Work out how many lines in the entries below include the word "Pelt". Give nothing but the number.

--------------------------------------------------

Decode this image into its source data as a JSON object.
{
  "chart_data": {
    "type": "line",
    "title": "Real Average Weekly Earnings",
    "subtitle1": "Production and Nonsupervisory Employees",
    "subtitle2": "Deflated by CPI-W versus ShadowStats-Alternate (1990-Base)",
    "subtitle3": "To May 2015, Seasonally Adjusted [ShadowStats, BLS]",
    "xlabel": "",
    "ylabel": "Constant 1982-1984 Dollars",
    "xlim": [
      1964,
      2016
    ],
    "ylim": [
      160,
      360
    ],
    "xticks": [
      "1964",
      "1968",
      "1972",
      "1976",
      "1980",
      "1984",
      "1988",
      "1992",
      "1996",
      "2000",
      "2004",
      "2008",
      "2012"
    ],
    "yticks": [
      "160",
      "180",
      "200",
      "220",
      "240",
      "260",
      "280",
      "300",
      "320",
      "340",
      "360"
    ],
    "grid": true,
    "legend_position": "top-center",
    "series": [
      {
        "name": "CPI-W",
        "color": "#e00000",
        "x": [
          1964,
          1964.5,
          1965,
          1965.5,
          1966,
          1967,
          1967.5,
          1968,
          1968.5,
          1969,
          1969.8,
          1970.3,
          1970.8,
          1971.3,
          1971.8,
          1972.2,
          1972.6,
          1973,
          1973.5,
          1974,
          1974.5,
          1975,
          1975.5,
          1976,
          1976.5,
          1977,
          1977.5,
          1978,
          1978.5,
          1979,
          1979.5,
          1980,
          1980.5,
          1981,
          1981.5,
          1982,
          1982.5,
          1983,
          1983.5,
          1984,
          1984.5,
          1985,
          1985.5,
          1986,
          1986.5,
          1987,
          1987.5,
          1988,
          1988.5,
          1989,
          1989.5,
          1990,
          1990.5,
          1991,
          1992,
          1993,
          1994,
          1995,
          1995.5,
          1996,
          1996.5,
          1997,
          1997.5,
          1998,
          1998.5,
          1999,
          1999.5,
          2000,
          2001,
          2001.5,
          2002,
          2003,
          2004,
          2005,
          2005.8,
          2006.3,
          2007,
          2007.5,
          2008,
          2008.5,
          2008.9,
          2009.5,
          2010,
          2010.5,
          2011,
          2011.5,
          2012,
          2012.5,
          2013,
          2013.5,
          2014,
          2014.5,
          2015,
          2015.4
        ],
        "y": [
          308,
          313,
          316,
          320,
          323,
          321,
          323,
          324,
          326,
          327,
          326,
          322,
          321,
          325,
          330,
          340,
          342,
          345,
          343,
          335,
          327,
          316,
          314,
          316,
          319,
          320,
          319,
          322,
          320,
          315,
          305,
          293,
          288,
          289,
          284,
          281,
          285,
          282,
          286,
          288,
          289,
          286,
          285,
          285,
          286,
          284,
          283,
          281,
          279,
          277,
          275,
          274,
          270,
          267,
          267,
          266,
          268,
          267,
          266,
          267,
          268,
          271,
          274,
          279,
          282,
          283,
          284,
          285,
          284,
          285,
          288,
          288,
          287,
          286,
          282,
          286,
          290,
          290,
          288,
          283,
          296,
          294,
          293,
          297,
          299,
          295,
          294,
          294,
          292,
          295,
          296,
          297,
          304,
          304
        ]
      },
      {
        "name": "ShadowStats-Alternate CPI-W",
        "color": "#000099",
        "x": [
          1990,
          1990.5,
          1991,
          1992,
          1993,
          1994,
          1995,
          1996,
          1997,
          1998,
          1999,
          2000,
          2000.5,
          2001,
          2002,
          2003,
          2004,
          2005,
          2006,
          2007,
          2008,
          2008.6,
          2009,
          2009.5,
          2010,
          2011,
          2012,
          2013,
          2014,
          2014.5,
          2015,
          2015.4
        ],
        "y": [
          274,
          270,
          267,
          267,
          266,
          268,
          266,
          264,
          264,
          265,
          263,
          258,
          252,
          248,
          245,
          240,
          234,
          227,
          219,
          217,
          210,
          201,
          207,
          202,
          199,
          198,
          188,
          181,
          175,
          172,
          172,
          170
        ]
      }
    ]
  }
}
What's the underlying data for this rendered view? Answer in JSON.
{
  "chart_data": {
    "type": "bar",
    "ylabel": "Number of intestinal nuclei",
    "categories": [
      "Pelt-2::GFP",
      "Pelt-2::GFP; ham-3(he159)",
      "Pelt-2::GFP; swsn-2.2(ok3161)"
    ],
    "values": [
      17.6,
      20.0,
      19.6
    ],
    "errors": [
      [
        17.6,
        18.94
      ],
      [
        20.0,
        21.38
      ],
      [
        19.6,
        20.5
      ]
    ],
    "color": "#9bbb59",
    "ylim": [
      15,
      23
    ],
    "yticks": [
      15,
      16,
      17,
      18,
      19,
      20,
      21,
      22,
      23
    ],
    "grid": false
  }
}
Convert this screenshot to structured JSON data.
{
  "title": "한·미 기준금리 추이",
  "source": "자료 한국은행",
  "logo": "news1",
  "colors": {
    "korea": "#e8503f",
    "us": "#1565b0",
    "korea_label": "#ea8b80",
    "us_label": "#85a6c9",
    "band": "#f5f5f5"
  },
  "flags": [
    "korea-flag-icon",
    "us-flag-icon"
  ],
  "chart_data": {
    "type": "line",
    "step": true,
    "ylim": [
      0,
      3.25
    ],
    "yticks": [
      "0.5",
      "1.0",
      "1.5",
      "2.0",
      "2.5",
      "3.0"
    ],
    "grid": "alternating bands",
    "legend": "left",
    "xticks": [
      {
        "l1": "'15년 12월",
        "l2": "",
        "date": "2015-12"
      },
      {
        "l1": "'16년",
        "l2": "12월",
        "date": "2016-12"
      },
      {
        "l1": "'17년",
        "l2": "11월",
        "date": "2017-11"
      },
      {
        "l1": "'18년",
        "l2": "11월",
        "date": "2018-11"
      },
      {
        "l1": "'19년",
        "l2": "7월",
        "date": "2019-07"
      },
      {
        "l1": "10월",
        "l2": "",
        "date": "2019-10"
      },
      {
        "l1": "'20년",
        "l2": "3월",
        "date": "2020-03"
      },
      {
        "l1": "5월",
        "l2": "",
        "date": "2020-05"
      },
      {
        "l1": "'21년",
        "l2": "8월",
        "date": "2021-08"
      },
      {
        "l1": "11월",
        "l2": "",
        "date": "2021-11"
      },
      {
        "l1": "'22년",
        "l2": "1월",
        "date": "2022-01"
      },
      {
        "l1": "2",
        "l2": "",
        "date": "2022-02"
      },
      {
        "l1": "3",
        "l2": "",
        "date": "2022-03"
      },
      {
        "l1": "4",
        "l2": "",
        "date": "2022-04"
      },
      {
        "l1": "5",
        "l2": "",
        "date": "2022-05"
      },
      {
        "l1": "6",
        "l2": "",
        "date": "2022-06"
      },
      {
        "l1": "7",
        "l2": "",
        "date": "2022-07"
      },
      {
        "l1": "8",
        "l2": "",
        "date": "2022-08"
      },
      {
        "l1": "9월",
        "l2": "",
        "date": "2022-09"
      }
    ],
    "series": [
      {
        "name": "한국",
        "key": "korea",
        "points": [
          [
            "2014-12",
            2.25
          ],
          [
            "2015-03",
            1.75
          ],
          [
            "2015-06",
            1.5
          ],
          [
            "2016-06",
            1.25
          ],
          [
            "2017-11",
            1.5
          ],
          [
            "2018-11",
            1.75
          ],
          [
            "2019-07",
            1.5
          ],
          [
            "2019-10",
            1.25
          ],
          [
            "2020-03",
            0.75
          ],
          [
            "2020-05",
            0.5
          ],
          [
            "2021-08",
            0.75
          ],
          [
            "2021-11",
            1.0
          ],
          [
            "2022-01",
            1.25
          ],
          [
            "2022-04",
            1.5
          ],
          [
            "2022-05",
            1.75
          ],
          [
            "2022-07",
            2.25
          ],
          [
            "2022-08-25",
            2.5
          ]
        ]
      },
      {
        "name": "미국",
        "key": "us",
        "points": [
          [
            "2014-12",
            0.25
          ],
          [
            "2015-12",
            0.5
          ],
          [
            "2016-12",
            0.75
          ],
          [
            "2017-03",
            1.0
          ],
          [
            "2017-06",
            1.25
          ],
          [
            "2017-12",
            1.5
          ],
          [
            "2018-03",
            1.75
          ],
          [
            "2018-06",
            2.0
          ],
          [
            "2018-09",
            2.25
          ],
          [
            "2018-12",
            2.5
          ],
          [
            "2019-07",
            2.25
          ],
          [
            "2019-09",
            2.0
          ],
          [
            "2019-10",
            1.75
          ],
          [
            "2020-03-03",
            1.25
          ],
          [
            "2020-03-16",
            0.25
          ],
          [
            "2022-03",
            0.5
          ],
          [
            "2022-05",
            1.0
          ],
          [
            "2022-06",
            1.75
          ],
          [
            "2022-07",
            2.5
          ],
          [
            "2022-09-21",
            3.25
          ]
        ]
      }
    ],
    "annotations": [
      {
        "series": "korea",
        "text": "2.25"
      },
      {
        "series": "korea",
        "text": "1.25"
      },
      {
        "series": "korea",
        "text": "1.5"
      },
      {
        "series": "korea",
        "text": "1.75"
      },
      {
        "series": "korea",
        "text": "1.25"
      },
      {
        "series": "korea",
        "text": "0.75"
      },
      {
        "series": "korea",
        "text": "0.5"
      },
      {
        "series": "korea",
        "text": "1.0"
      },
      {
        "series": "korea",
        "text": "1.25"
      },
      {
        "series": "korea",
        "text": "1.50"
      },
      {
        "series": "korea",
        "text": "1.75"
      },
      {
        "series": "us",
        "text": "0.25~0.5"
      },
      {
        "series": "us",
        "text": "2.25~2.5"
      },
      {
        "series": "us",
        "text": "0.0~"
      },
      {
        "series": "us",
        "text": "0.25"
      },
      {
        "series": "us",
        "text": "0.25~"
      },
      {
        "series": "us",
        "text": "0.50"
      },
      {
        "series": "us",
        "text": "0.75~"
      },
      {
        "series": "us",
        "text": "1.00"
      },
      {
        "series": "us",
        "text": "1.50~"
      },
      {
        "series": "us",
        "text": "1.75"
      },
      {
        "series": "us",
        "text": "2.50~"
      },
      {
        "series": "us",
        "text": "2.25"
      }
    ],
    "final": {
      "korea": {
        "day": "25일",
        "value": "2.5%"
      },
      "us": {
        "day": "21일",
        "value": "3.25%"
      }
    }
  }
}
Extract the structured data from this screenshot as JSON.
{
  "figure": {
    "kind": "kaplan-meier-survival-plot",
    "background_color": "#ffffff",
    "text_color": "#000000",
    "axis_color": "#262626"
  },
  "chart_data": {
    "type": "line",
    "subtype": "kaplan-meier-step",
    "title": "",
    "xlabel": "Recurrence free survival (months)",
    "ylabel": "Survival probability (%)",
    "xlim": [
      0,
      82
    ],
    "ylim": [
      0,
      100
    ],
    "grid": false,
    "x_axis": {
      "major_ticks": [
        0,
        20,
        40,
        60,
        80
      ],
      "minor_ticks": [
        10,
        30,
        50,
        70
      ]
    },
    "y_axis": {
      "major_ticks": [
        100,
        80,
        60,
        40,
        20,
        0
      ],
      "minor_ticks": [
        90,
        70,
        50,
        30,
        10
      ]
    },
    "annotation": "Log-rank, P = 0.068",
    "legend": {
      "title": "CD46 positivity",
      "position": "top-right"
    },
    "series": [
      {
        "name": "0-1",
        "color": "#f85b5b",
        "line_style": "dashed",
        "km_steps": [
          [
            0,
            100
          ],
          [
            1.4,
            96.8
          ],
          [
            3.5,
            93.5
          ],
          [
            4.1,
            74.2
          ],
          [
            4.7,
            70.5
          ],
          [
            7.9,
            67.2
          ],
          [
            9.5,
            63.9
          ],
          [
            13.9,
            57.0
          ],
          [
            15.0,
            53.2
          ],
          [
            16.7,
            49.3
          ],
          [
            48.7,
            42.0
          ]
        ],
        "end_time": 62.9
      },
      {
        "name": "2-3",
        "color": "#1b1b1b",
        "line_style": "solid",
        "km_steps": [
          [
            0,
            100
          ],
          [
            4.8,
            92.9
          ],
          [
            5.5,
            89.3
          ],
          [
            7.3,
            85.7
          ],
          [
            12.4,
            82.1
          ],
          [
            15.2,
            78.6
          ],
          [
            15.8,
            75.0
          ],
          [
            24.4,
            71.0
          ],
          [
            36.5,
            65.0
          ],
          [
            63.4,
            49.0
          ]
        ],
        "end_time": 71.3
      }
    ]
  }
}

--------------------------------------------------

▸ The result
3